Aim = Can you write out all of the material below, word for word?

───── Input data

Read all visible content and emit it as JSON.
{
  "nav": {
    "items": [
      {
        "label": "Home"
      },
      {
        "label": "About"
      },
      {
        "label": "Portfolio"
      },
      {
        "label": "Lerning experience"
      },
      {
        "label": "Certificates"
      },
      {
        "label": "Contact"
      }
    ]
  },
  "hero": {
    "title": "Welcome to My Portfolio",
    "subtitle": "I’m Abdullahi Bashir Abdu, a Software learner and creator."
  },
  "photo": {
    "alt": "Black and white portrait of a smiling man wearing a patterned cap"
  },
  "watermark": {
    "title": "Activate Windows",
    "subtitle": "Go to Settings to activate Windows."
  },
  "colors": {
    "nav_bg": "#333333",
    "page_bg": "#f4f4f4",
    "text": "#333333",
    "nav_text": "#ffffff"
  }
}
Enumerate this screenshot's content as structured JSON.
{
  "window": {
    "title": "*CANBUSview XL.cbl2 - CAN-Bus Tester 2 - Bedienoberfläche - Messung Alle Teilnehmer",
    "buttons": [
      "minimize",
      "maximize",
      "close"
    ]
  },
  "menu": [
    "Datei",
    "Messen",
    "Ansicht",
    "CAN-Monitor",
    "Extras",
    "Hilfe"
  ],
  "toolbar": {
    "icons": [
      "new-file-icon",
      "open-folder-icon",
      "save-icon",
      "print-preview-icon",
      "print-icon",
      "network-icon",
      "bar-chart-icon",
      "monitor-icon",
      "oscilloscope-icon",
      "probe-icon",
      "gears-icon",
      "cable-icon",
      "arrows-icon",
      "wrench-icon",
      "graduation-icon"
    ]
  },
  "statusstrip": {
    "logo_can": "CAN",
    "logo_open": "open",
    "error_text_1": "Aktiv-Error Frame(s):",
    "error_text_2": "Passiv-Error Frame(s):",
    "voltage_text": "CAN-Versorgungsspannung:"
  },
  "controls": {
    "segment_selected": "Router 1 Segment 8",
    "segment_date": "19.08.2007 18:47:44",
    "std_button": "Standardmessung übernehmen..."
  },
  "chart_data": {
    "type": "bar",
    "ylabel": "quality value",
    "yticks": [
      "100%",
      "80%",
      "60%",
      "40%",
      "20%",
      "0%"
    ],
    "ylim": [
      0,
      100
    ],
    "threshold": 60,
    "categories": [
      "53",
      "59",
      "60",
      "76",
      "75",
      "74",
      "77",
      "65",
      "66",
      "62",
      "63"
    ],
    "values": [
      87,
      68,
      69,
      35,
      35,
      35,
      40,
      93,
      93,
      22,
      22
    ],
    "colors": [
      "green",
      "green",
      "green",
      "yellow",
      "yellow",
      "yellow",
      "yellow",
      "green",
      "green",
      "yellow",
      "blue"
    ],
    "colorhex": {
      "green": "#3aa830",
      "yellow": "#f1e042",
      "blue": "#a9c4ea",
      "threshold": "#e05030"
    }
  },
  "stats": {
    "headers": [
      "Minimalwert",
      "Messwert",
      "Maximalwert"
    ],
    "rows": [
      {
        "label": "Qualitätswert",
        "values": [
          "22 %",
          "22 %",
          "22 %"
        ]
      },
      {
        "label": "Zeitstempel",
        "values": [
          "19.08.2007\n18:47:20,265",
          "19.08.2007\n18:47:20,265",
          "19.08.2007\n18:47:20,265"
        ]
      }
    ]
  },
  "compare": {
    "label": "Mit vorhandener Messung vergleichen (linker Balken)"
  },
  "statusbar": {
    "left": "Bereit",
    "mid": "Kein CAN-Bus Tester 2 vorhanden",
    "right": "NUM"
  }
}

──────────

Output for this exercise =
Read all visible content and emit it as JSON.
{
  "nav": {
    "items": [
      {
        "label": "Home"
      },
      {
        "label": "About"
      },
      {
        "label": "Portfolio"
      },
      {
        "label": "Lerning experience"
      },
      {
        "label": "Certificates"
      },
      {
        "label": "Contact"
      }
    ]
  },
  "hero": {
    "title": "Welcome to My Portfolio",
    "subtitle": "I’m Abdullahi Bashir Abdu, a Software learner and creator."
  },
  "photo": {
    "alt": "Black and white portrait of a smiling man wearing a patterned cap"
  },
  "watermark": {
    "title": "Activate Windows",
    "subtitle": "Go to Settings to activate Windows."
  },
  "colors": {
    "nav_bg": "#333333",
    "page_bg": "#f4f4f4",
    "text": "#333333",
    "nav_text": "#ffffff"
  }
}
Enumerate this screenshot's content as structured JSON.
{
  "window": {
    "title": "*CANBUSview XL.cbl2 - CAN-Bus Tester 2 - Bedienoberfläche - Messung Alle Teilnehmer",
    "buttons": [
      "minimize",
      "maximize",
      "close"
    ]
  },
  "menu": [
    "Datei",
    "Messen",
    "Ansicht",
    "CAN-Monitor",
    "Extras",
    "Hilfe"
  ],
  "toolbar": {
    "icons": [
      "new-file-icon",
      "open-folder-icon",
      "save-icon",
      "print-preview-icon",
      "print-icon",
      "network-icon",
      "bar-chart-icon",
      "monitor-icon",
      "oscilloscope-icon",
      "probe-icon",
      "gears-icon",
      "cable-icon",
      "arrows-icon",
      "wrench-icon",
      "graduation-icon"
    ]
  },
  "statusstrip": {
    "logo_can": "CAN",
    "logo_open": "open",
    "error_text_1": "Aktiv-Error Frame(s):",
    "error_text_2": "Passiv-Error Frame(s):",
    "voltage_text": "CAN-Versorgungsspannung:"
  },
  "controls": {
    "segment_selected": "Router 1 Segment 8",
    "segment_date": "19.08.2007 18:47:44",
    "std_button": "Standardmessung übernehmen..."
  },
  "chart_data": {
    "type": "bar",
    "ylabel": "quality value",
    "yticks": [
      "100%",
      "80%",
      "60%",
      "40%",
      "20%",
      "0%"
    ],
    "ylim": [
      0,
      100
    ],
    "threshold": 60,
    "categories": [
      "53",
      "59",
      "60",
      "76",
      "75",
      "74",
      "77",
      "65",
      "66",
      "62",
      "63"
    ],
    "values": [
      87,
      68,
      69,
      35,
      35,
      35,
      40,
      93,
      93,
      22,
      22
    ],
    "colors": [
      "green",
      "green",
      "green",
      "yellow",
      "yellow",
      "yellow",
      "yellow",
      "green",
      "green",
      "yellow",
      "blue"
    ],
    "colorhex": {
      "green": "#3aa830",
      "yellow": "#f1e042",
      "blue": "#a9c4ea",
      "threshold": "#e05030"
    }
  },
  "stats": {
    "headers": [
      "Minimalwert",
      "Messwert",
      "Maximalwert"
    ],
    "rows": [
      {
        "label": "Qualitätswert",
        "values": [
          "22 %",
          "22 %",
          "22 %"
        ]
      },
      {
        "label": "Zeitstempel",
        "values": [
          "19.08.2007\n18:47:20,265",
          "19.08.2007\n18:47:20,265",
          "19.08.2007\n18:47:20,265"
        ]
      }
    ]
  },
  "compare": {
    "label": "Mit vorhandener Messung vergleichen (linker Balken)"
  },
  "statusbar": {
    "left": "Bereit",
    "mid": "Kein CAN-Bus Tester 2 vorhanden",
    "right": "NUM"
  }
}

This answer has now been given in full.